**Stored records**
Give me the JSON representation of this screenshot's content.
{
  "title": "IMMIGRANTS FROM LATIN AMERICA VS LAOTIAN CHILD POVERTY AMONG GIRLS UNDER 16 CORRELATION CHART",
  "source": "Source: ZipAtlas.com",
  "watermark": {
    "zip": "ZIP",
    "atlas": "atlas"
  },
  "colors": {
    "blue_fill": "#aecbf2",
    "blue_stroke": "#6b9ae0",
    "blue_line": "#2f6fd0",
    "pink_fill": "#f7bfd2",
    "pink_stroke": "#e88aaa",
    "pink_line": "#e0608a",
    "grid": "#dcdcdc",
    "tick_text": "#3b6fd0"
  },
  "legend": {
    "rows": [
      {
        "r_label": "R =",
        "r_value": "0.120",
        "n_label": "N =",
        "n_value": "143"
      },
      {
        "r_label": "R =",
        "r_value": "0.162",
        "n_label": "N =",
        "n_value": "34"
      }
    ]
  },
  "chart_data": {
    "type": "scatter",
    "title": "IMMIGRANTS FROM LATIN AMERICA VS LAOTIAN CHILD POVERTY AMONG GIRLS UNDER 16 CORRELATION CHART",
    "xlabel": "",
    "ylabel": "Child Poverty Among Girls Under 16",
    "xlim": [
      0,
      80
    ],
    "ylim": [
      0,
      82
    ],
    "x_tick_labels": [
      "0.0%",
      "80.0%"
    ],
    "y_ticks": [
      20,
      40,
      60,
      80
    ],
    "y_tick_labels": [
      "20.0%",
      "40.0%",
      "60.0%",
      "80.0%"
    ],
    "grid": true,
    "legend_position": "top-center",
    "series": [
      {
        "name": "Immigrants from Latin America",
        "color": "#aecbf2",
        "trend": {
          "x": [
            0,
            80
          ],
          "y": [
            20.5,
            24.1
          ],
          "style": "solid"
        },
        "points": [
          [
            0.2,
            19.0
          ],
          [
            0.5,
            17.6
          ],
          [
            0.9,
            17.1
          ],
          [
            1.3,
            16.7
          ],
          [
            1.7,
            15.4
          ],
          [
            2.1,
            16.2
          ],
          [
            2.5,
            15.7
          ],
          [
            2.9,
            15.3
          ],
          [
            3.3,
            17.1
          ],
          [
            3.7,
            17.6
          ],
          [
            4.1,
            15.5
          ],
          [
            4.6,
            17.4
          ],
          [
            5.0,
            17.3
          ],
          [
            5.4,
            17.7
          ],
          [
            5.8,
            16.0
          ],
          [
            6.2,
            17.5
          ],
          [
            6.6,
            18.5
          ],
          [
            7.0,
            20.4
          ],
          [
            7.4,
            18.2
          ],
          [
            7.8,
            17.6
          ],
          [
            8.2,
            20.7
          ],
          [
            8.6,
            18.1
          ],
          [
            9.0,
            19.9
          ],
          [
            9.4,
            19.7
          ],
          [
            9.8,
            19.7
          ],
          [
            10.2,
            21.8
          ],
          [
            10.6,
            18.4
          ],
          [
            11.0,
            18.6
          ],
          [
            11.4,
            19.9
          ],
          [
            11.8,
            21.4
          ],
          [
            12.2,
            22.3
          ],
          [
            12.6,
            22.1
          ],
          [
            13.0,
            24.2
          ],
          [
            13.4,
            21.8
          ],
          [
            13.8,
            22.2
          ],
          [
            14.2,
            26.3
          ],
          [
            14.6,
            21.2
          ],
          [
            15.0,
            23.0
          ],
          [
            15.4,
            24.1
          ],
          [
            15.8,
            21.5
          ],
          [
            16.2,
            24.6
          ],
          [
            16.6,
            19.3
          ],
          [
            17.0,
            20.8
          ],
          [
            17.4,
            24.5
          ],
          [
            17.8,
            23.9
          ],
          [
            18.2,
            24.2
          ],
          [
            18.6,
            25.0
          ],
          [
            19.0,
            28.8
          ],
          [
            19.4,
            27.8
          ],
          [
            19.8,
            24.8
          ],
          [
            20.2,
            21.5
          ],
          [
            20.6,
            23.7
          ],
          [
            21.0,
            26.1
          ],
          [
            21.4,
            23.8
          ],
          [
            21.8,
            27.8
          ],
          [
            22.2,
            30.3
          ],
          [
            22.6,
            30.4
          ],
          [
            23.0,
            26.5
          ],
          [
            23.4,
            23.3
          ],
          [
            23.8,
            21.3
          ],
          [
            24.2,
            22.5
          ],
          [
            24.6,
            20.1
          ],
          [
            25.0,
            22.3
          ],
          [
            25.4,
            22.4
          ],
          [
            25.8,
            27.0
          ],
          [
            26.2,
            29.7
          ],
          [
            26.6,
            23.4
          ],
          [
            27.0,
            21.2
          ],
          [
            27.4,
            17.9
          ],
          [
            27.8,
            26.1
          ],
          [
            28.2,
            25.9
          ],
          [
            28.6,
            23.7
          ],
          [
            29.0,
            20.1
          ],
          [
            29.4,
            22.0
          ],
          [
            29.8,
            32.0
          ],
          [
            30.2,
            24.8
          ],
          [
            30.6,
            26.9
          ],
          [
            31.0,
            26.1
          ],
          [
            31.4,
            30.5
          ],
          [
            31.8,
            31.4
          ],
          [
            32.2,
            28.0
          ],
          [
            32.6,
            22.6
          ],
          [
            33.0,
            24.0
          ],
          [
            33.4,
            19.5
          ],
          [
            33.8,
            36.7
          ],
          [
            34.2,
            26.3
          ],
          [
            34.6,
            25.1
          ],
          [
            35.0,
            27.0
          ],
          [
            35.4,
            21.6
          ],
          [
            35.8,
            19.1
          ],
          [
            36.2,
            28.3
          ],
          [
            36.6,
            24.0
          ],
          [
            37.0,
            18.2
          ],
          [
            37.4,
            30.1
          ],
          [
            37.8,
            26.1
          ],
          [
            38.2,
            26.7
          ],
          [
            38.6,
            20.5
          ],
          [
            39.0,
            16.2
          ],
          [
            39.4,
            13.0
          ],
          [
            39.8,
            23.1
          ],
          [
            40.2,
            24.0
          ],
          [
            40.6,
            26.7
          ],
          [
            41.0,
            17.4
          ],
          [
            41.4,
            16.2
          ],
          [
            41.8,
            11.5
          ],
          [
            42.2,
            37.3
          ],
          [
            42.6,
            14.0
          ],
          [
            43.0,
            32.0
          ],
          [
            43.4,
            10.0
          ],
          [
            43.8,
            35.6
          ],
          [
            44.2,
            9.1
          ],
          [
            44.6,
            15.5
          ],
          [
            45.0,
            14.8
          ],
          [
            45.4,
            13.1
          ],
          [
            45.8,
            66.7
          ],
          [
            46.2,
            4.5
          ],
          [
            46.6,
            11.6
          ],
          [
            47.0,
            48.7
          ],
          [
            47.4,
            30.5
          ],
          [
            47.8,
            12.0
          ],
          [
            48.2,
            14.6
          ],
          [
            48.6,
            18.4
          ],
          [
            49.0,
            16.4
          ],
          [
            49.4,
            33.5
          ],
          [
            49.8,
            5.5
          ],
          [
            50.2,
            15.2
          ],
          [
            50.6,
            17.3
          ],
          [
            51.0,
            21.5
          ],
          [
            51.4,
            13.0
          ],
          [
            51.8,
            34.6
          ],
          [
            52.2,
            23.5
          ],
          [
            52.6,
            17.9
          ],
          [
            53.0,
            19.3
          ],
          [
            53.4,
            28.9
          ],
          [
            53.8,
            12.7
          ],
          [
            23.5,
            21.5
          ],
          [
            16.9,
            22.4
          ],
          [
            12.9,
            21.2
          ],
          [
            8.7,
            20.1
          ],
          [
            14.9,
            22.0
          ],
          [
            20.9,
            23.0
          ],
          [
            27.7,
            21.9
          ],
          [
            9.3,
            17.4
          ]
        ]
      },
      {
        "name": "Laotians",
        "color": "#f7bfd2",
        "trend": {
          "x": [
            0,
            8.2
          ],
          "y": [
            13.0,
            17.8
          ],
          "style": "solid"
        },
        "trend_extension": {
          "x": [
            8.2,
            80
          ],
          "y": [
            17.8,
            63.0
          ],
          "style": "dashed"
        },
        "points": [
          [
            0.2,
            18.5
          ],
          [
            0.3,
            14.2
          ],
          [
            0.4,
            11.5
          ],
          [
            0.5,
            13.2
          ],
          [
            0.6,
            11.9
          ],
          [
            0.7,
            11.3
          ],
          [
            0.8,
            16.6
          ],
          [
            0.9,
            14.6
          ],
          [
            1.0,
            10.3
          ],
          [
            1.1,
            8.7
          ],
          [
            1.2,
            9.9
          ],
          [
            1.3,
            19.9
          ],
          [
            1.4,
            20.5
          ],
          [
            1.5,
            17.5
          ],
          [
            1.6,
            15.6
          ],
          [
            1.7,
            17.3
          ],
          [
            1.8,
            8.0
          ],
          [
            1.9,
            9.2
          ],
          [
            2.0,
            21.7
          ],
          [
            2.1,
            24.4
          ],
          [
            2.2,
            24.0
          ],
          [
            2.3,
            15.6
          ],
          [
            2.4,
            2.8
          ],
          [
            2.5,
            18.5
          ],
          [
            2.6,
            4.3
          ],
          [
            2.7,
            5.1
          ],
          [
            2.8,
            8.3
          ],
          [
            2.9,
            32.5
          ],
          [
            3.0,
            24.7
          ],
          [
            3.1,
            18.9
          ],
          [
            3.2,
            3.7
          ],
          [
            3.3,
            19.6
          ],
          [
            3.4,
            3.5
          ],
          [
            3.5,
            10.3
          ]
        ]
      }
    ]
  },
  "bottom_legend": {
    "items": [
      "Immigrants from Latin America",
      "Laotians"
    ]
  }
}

**Goal of the exercise**
From the material, report only how many lines include the word "name".

**Reply**
2